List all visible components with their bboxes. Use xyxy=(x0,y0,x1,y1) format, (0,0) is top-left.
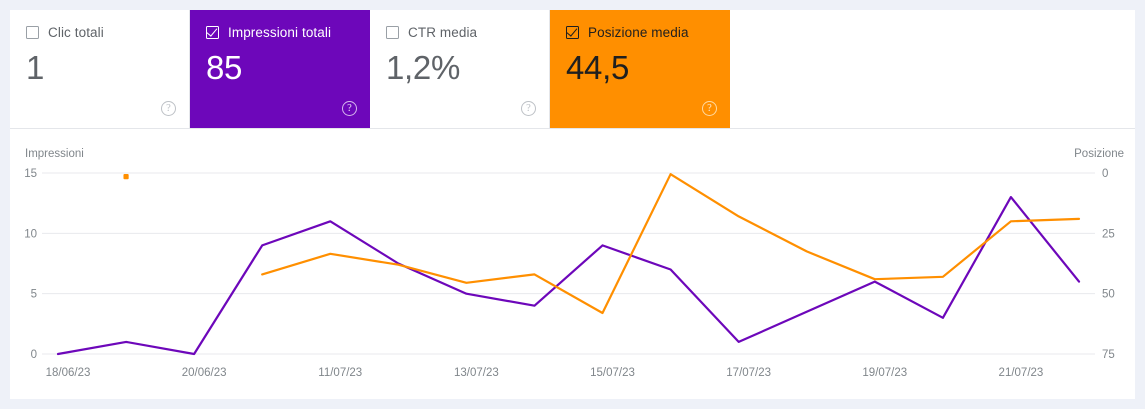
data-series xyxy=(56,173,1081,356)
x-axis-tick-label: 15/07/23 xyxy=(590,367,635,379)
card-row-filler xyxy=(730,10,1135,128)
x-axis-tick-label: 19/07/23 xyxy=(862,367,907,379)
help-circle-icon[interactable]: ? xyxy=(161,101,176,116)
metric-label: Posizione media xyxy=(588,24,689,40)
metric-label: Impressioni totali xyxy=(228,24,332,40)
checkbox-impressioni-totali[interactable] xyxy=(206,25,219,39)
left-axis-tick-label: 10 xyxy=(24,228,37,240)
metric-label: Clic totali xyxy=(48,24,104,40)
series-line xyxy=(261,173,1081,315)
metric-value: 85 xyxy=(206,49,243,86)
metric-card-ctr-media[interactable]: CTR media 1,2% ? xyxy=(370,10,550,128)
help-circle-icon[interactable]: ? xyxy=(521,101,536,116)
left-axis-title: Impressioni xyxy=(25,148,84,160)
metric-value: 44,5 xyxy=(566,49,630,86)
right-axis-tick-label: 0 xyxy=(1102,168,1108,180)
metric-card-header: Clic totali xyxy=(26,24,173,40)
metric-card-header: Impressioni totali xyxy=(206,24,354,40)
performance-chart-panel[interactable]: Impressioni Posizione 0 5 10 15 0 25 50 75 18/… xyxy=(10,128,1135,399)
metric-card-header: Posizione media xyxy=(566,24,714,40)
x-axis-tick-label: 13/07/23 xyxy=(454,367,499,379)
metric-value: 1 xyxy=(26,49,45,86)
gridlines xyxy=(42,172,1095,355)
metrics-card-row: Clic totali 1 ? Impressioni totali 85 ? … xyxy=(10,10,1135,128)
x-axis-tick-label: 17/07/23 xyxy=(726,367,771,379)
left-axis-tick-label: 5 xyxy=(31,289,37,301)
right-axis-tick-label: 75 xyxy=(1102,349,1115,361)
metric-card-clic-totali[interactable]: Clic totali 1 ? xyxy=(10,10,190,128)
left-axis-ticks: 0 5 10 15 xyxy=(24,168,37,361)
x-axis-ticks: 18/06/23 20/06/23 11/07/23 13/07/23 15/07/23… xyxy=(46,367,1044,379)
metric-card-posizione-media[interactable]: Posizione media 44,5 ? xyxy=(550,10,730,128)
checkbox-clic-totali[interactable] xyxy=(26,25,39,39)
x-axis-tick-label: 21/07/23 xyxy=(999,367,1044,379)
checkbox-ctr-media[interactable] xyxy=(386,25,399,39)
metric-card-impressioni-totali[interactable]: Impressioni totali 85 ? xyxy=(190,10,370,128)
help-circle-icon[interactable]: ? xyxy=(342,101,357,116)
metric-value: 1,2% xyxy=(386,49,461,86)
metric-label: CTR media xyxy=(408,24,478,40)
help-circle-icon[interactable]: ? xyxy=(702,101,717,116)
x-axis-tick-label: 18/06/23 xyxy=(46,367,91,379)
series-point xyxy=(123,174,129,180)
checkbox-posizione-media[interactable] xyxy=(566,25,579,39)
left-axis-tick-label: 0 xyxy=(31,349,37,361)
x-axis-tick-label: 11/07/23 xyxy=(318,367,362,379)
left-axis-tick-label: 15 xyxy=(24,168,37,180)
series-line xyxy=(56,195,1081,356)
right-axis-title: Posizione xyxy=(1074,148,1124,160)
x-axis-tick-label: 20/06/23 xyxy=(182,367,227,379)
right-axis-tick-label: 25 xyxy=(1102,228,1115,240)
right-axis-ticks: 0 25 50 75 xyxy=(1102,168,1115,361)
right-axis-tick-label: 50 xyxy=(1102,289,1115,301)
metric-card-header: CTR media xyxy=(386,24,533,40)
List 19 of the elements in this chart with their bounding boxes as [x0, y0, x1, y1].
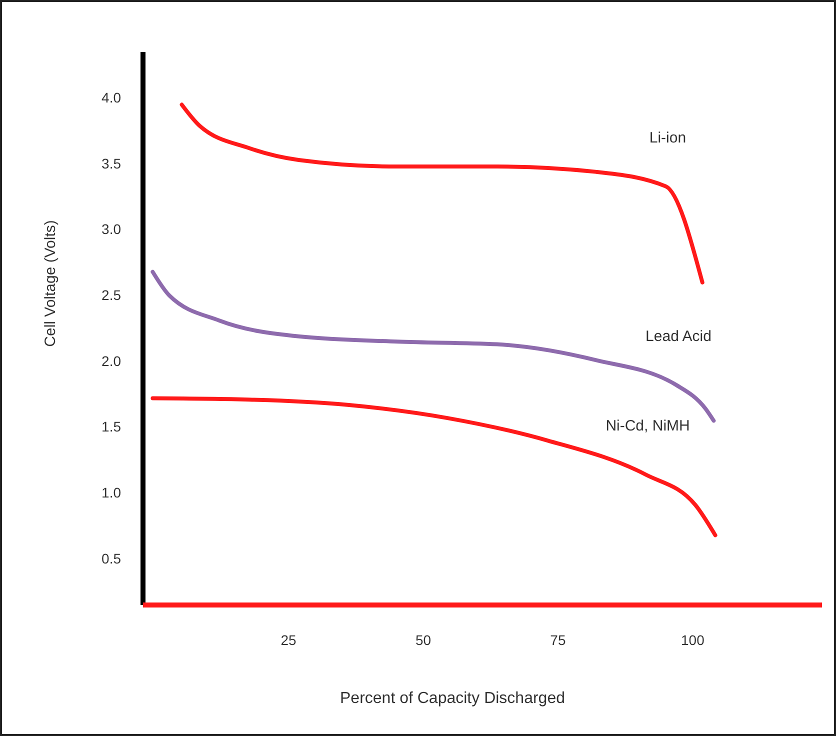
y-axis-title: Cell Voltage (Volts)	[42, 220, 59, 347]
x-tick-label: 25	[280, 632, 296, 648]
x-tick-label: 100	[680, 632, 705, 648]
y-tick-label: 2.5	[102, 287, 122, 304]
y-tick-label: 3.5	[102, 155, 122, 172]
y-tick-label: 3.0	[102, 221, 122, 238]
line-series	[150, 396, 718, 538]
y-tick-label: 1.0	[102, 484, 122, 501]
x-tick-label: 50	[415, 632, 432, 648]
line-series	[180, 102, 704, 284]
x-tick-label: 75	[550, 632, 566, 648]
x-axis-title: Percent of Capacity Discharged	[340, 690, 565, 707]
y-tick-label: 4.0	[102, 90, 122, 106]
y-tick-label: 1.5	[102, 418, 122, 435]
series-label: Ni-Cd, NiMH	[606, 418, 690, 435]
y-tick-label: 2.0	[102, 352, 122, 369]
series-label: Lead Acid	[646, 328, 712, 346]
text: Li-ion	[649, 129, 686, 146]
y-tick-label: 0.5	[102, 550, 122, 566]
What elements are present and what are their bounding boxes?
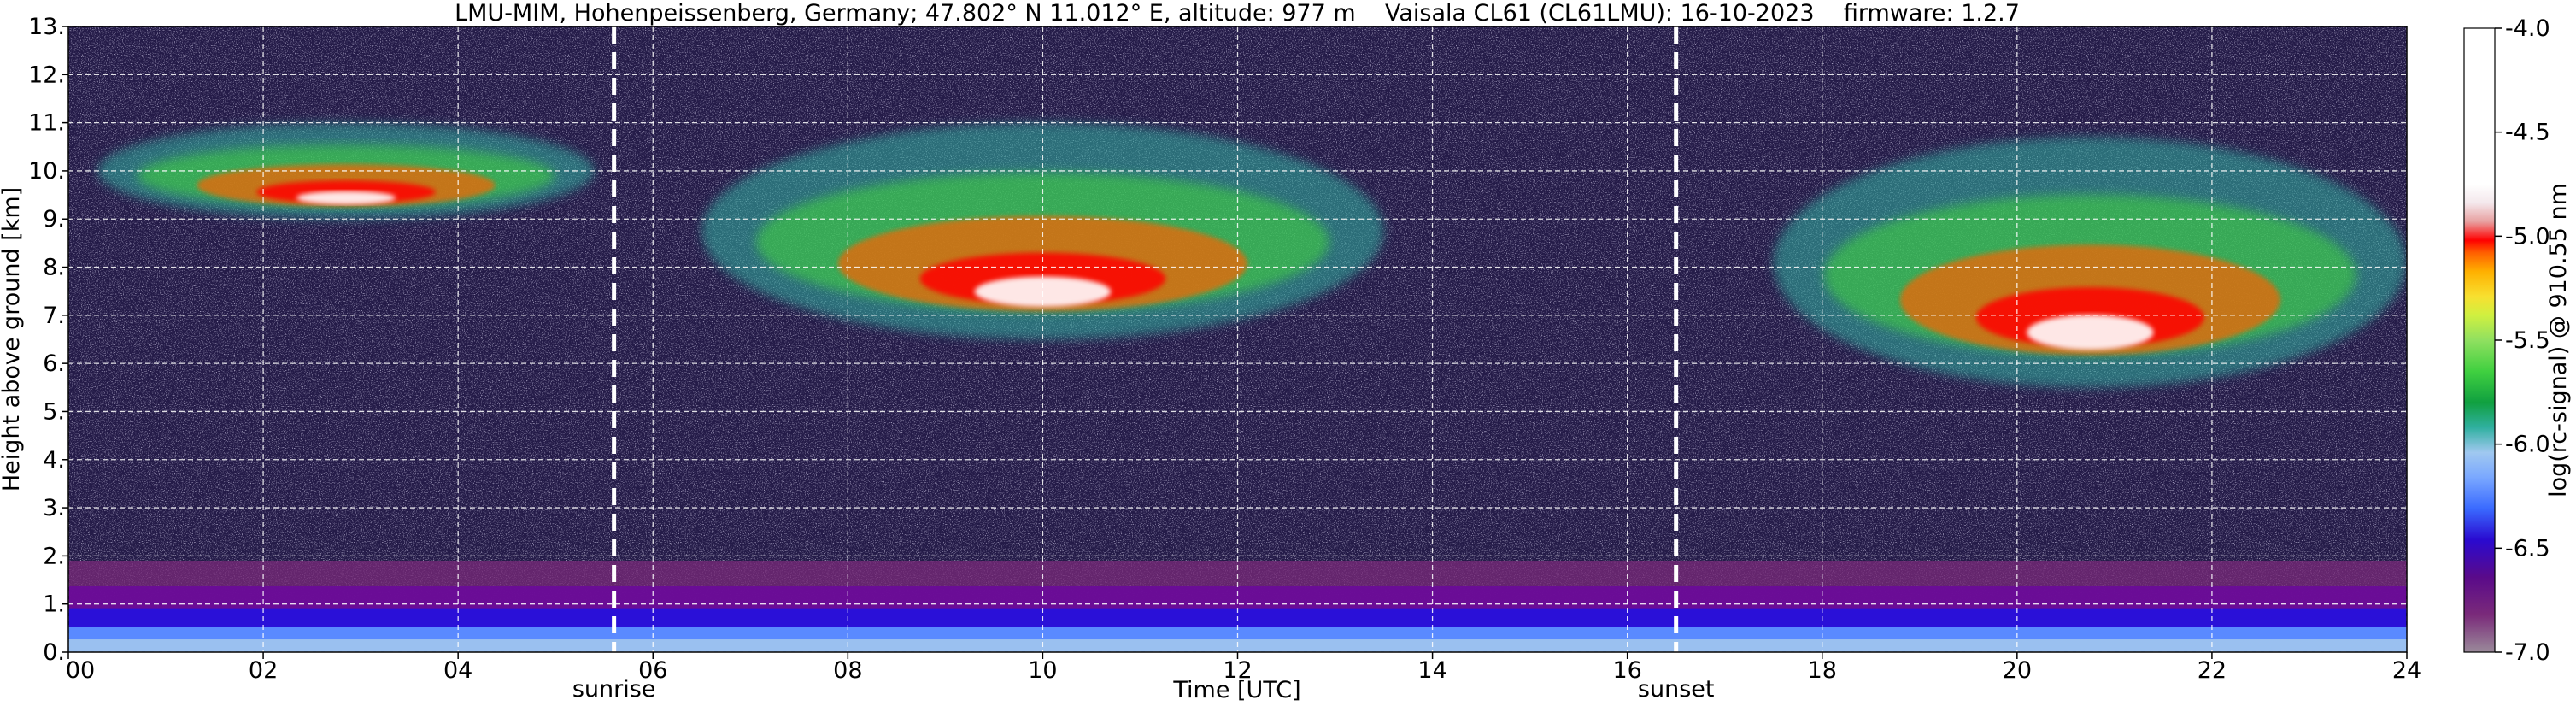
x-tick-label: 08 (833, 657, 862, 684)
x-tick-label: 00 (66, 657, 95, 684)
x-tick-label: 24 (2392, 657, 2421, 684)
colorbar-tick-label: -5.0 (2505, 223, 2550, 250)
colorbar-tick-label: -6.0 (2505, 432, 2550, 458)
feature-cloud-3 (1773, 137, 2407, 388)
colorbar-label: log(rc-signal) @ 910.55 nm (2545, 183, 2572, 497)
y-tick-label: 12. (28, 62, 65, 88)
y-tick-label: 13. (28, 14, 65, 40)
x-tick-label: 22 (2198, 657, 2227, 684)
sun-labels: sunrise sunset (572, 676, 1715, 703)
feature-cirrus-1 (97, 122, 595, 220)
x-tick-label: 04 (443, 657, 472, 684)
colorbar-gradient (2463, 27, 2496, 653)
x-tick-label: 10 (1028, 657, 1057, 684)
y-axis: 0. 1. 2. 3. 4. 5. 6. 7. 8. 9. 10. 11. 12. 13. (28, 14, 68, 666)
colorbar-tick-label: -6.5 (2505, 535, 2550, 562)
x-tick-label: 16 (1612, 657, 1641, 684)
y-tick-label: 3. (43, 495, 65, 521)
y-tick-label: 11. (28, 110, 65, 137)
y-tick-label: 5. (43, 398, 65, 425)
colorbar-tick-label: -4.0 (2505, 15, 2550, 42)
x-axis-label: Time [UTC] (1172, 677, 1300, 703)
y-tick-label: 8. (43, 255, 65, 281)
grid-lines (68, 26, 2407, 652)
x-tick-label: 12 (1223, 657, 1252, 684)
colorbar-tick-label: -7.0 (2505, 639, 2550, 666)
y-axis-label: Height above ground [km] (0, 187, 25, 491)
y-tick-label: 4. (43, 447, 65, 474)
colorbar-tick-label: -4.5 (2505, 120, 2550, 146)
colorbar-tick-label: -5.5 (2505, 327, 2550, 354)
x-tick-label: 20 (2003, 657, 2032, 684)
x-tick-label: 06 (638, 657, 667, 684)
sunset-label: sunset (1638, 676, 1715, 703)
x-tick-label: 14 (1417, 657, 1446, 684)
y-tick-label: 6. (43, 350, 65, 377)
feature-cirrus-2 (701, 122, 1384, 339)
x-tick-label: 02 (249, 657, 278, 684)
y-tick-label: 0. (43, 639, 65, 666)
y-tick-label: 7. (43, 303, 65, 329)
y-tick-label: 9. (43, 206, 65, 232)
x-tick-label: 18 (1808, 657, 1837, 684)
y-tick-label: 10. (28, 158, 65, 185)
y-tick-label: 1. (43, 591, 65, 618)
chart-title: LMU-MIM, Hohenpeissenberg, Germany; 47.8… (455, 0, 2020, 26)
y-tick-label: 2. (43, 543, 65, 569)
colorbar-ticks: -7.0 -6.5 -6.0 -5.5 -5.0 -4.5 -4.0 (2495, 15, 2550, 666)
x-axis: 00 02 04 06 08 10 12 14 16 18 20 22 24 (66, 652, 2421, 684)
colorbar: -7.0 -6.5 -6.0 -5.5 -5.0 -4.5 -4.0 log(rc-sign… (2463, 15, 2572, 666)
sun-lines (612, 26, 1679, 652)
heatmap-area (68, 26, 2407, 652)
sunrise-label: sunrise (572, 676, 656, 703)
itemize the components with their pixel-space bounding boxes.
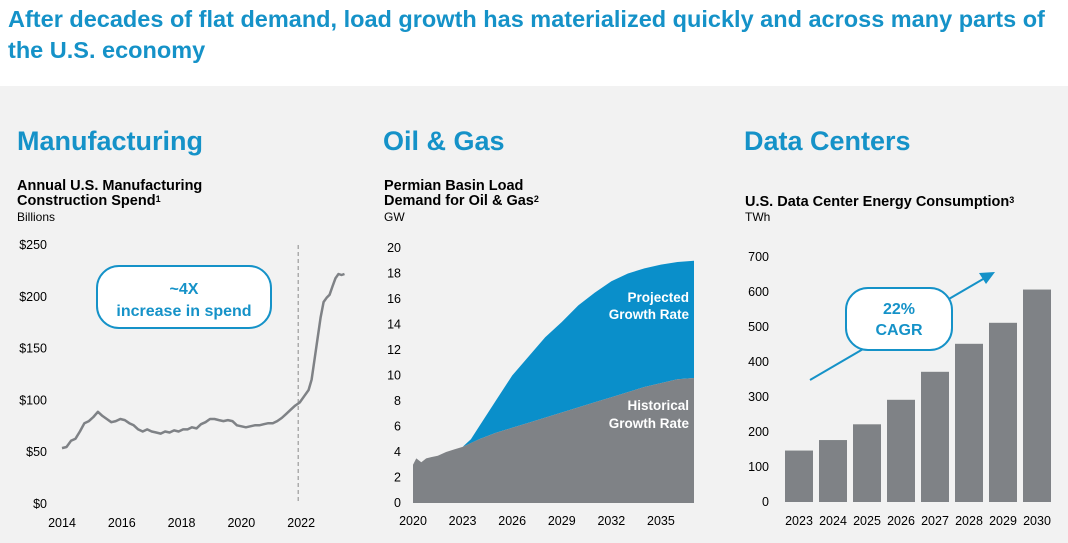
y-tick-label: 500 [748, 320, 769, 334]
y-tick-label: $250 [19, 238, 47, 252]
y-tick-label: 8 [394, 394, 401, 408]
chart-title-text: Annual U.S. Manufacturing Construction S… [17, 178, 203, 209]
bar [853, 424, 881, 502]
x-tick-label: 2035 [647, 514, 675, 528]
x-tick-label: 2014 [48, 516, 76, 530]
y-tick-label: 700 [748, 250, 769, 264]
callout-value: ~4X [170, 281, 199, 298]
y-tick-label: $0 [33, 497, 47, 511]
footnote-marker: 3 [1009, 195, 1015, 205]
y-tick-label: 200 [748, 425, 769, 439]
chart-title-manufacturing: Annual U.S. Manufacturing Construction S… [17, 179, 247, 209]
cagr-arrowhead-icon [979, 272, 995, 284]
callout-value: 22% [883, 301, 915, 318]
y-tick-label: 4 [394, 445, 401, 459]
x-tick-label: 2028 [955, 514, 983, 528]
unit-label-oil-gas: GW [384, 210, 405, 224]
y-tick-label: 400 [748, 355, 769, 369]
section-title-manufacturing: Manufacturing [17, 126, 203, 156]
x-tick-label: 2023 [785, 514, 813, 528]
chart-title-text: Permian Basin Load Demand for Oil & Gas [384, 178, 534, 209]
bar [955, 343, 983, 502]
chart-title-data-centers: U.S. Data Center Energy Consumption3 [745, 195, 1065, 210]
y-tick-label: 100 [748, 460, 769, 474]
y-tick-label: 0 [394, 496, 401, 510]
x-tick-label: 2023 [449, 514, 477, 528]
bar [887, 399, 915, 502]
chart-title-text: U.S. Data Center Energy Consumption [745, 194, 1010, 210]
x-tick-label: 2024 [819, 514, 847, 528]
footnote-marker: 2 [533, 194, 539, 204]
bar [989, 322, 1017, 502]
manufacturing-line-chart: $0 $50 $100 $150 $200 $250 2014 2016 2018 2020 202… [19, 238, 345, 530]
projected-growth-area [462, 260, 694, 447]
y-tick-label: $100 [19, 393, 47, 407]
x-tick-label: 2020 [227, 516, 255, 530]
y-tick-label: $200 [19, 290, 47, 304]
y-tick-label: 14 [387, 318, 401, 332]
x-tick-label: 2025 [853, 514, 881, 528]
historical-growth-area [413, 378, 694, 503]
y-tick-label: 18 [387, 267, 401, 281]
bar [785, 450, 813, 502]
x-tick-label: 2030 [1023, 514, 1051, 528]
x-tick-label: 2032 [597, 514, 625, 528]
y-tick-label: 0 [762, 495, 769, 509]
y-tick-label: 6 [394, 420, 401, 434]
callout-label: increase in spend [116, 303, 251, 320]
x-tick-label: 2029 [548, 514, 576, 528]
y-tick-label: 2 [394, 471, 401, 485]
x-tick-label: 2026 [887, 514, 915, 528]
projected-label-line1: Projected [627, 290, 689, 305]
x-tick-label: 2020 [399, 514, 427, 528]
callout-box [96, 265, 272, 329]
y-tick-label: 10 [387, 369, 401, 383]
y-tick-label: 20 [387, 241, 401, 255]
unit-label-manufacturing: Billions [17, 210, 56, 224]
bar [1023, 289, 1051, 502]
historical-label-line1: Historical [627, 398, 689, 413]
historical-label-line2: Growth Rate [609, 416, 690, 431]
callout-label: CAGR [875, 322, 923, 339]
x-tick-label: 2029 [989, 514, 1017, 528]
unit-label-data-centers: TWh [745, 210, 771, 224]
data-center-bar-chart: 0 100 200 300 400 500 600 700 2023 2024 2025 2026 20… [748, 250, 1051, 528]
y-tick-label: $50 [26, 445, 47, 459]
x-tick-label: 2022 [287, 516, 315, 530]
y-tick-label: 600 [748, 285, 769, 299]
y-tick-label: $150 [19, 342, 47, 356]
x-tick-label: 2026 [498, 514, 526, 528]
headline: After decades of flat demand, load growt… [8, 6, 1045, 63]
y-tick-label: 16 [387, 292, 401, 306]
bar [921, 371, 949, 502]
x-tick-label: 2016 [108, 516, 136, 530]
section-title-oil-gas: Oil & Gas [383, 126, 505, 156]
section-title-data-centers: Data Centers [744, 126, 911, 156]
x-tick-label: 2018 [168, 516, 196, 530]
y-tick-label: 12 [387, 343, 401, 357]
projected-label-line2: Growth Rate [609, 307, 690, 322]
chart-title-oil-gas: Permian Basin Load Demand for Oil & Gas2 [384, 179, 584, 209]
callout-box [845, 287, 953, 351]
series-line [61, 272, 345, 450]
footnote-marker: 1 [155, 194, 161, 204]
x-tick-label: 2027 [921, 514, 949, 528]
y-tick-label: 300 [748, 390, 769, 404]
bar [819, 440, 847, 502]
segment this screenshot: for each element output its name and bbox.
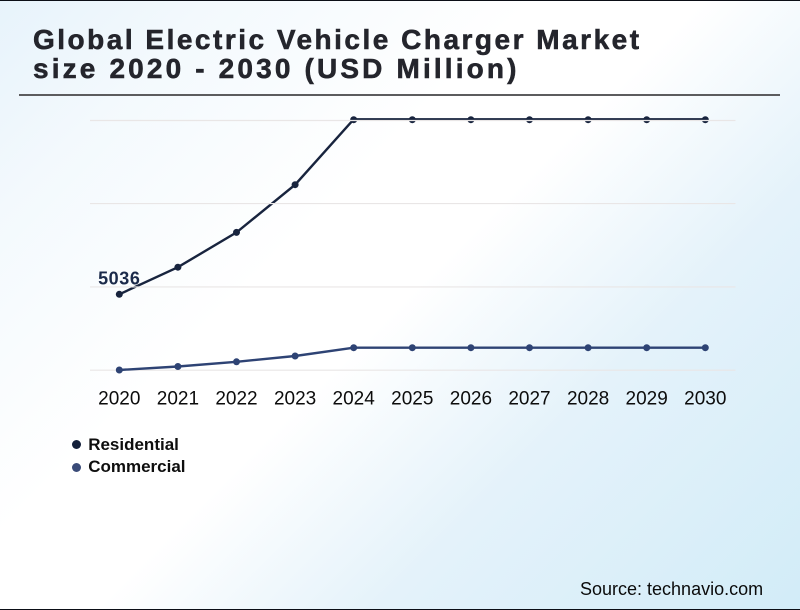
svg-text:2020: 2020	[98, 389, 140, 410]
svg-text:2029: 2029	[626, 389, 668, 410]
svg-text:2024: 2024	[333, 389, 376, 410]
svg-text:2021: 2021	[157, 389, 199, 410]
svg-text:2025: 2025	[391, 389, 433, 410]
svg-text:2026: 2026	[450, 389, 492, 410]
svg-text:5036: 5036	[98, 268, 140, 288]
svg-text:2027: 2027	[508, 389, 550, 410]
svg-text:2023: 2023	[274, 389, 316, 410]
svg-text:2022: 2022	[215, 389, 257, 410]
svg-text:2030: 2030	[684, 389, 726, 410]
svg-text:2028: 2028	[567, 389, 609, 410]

++++++++++++++++++++

§ **Exercise details**
In the data above, put the lines from the one containing "data-series xyxy=(56,173,1081,356)" up to and including the one containing "metric-label: Clic totali xyxy=(48,24,104,40)" into a numbered list, leaving out any blank lines.

§ **Task result**
1. data-series xyxy=(56,173,1081,356)
2. x-axis-tick-label: 15/07/23 xyxy=(590,367,635,379)
3. card-row-filler xyxy=(730,10,1135,128)
4. x-axis-tick-label: 19/07/23 xyxy=(862,367,907,379)
5. help-circle-icon[interactable]: ? xyxy=(161,101,176,116)
6. metric-label: Posizione media xyxy=(588,24,689,40)
7. metric-label: Impressioni totali xyxy=(228,24,332,40)
8. checkbox-impressioni-totali[interactable] xyxy=(206,25,219,39)
9. left-axis-tick-label: 10 xyxy=(24,228,37,240)
10. metric-label: Clic totali xyxy=(48,24,104,40)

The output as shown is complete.